*Material provided*
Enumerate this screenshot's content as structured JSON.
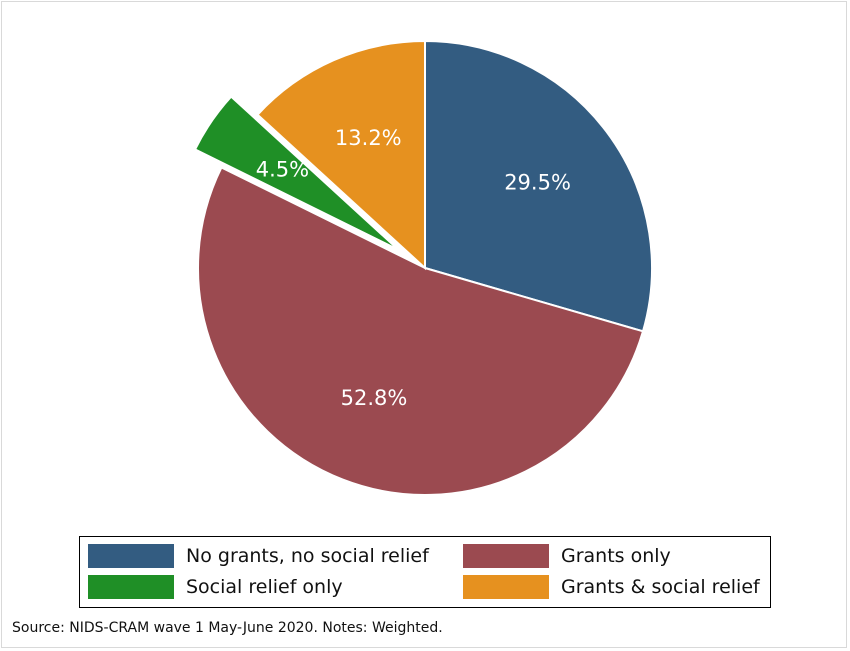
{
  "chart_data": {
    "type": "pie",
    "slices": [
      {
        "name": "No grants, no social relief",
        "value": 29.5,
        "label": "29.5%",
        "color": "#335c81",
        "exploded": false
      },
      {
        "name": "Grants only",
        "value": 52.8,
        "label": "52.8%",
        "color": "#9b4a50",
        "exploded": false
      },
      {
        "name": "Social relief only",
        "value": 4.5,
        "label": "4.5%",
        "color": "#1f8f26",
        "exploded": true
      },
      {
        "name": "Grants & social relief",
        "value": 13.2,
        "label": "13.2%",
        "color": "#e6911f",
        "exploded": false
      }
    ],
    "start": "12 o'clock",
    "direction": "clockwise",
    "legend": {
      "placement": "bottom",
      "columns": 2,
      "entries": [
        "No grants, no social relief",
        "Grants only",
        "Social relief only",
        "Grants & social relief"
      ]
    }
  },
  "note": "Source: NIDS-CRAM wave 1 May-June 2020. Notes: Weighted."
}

--

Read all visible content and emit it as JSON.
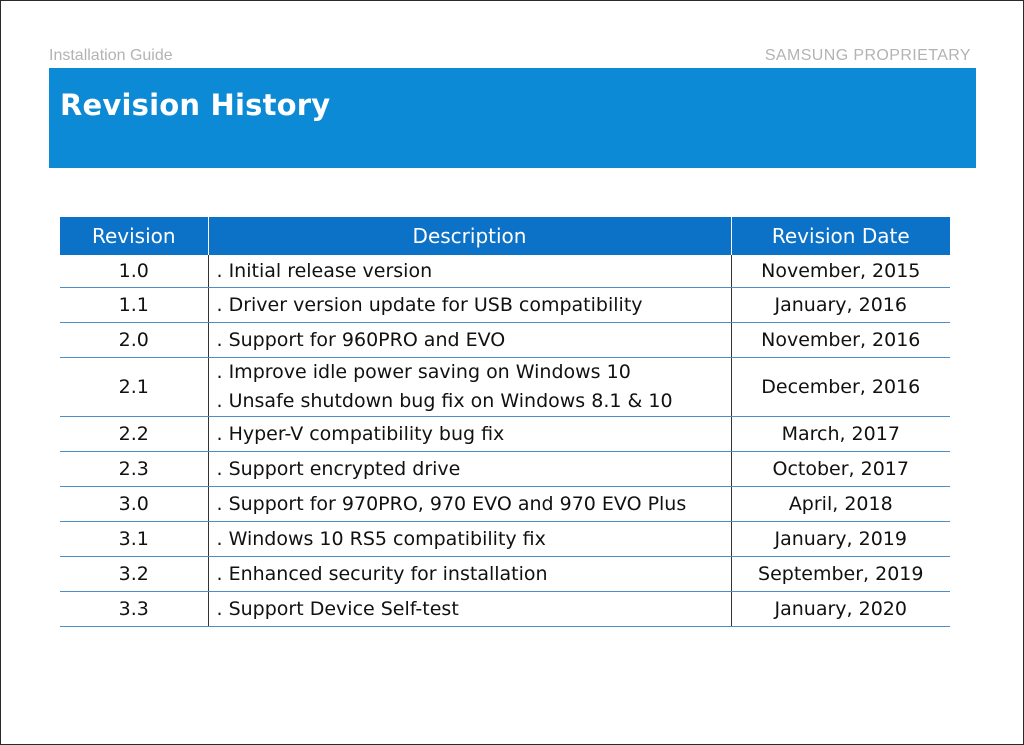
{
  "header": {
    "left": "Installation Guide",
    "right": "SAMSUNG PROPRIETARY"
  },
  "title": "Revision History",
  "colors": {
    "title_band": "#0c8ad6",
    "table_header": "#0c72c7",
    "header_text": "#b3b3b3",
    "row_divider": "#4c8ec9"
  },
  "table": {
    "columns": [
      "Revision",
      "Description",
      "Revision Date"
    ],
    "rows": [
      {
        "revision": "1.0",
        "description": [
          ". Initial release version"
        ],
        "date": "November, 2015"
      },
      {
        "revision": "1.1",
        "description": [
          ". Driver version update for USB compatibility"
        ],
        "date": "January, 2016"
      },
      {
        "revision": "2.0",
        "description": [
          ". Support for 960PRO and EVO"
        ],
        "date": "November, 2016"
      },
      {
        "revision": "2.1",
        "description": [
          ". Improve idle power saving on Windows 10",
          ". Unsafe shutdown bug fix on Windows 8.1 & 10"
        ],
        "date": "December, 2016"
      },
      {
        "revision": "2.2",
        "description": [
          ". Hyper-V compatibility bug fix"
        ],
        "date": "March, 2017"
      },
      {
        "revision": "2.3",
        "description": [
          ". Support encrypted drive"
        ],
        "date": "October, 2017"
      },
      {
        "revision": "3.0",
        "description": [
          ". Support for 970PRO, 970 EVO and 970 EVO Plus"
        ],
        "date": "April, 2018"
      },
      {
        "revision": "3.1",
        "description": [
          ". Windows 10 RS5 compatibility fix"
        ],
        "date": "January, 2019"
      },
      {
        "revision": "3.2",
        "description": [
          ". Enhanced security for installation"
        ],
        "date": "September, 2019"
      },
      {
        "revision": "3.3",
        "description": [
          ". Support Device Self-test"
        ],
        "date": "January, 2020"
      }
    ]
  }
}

*Requirement*
Copy, from the material above, each line in which the string "only" occurs.

*Written response*
        "name": "Grants only",
        "name": "Social relief only",
        "Grants only",
        "Social relief only",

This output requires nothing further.